• Goal
Without the images, write out all of the following entries exactly.

• Saved entries
########

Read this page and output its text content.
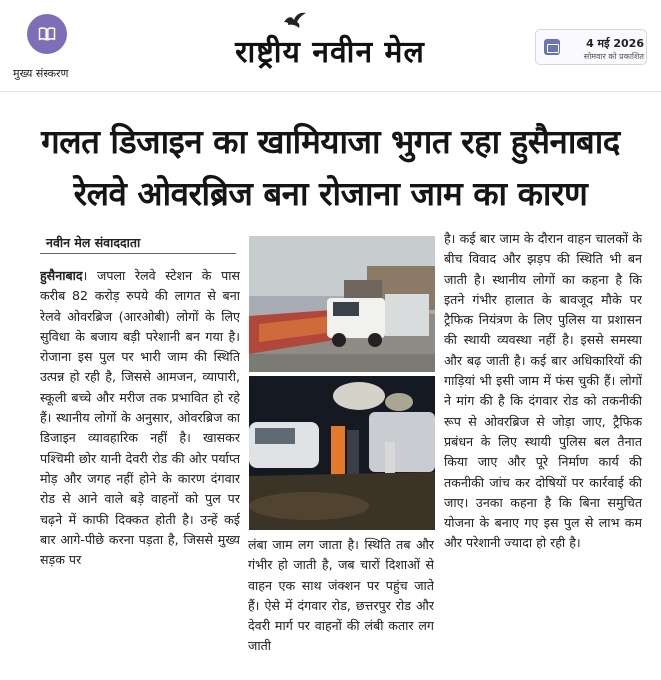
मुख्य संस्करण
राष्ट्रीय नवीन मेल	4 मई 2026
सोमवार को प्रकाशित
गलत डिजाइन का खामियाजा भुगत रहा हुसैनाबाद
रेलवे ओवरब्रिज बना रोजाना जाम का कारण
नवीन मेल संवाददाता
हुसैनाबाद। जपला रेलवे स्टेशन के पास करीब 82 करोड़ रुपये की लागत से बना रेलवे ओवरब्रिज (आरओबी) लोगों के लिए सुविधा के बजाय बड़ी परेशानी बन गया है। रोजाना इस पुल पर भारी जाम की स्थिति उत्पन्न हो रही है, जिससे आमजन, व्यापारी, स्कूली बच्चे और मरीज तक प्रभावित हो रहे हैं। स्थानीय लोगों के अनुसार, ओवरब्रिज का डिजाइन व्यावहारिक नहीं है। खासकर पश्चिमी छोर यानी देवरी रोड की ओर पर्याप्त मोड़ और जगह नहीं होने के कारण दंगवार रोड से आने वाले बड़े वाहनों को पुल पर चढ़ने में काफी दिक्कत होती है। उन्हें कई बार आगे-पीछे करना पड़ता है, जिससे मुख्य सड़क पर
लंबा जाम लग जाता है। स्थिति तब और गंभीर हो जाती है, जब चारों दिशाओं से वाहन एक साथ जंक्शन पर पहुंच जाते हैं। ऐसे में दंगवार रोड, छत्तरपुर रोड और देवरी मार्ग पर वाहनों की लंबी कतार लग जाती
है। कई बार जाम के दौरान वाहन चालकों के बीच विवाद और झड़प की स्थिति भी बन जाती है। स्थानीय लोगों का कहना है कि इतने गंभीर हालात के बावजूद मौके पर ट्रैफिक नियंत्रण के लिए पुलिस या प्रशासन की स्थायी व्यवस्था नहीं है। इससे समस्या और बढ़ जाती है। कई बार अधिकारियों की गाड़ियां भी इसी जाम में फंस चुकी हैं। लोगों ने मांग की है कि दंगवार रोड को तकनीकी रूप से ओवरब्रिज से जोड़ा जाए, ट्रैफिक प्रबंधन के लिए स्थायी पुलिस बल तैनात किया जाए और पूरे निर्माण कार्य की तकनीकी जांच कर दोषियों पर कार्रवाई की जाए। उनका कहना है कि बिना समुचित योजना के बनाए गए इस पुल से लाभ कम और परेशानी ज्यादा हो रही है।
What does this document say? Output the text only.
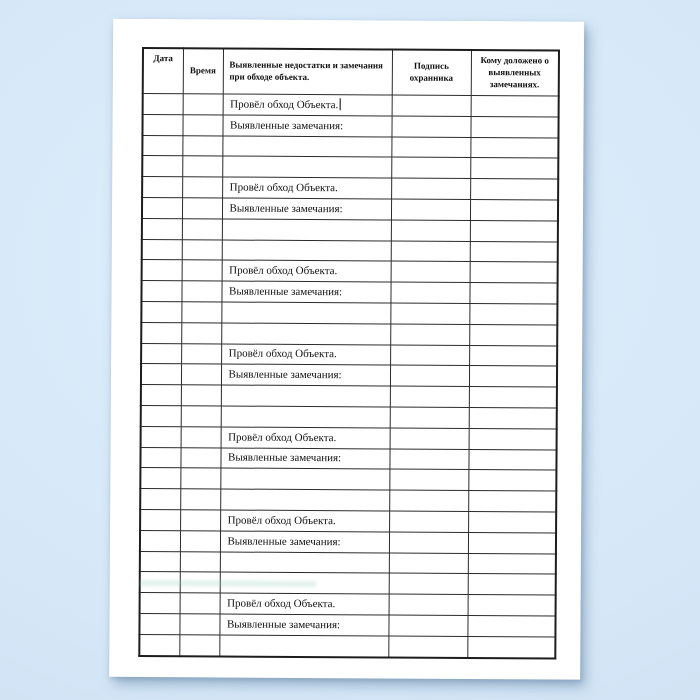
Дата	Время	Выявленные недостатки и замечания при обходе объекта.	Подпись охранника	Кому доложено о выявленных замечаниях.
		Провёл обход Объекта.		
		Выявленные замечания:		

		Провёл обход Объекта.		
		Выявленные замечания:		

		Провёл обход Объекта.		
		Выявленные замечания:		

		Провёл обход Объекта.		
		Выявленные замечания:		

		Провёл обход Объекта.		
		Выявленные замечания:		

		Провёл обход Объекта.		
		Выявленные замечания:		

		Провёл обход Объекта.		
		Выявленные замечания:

########

• Result
Read this page and output its text content.
मुख्य संस्करण
राष्ट्रीय नवीन मेल	4 मई 2026
सोमवार को प्रकाशित
गलत डिजाइन का खामियाजा भुगत रहा हुसैनाबाद
रेलवे ओवरब्रिज बना रोजाना जाम का कारण
नवीन मेल संवाददाता
हुसैनाबाद। जपला रेलवे स्टेशन के पास करीब 82 करोड़ रुपये की लागत से बना रेलवे ओवरब्रिज (आरओबी) लोगों के लिए सुविधा के बजाय बड़ी परेशानी बन गया है। रोजाना इस पुल पर भारी जाम की स्थिति उत्पन्न हो रही है, जिससे आमजन, व्यापारी, स्कूली बच्चे और मरीज तक प्रभावित हो रहे हैं। स्थानीय लोगों के अनुसार, ओवरब्रिज का डिजाइन व्यावहारिक नहीं है। खासकर पश्चिमी छोर यानी देवरी रोड की ओर पर्याप्त मोड़ और जगह नहीं होने के कारण दंगवार रोड से आने वाले बड़े वाहनों को पुल पर चढ़ने में काफी दिक्कत होती है। उन्हें कई बार आगे-पीछे करना पड़ता है, जिससे मुख्य सड़क पर
लंबा जाम लग जाता है। स्थिति तब और गंभीर हो जाती है, जब चारों दिशाओं से वाहन एक साथ जंक्शन पर पहुंच जाते हैं। ऐसे में दंगवार रोड, छत्तरपुर रोड और देवरी मार्ग पर वाहनों की लंबी कतार लग जाती
है। कई बार जाम के दौरान वाहन चालकों के बीच विवाद और झड़प की स्थिति भी बन जाती है। स्थानीय लोगों का कहना है कि इतने गंभीर हालात के बावजूद मौके पर ट्रैफिक नियंत्रण के लिए पुलिस या प्रशासन की स्थायी व्यवस्था नहीं है। इससे समस्या और बढ़ जाती है। कई बार अधिकारियों की गाड़ियां भी इसी जाम में फंस चुकी हैं। लोगों ने मांग की है कि दंगवार रोड को तकनीकी रूप से ओवरब्रिज से जोड़ा जाए, ट्रैफिक प्रबंधन के लिए स्थायी पुलिस बल तैनात किया जाए और पूरे निर्माण कार्य की तकनीकी जांच कर दोषियों पर कार्रवाई की जाए। उनका कहना है कि बिना समुचित योजना के बनाए गए इस पुल से लाभ कम और परेशानी ज्यादा हो रही है।
What does this document say? Output the text only.
Дата	Время	Выявленные недостатки и замечания при обходе объекта.	Подпись охранника	Кому доложено о выявленных замечаниях.
		Провёл обход Объекта.		
		Выявленные замечания:		

		Провёл обход Объекта.		
		Выявленные замечания:		

		Провёл обход Объекта.		
		Выявленные замечания:		

		Провёл обход Объекта.		
		Выявленные замечания:		

		Провёл обход Объекта.		
		Выявленные замечания:		

		Провёл обход Объекта.		
		Выявленные замечания:		

		Провёл обход Объекта.		
		Выявленные замечания:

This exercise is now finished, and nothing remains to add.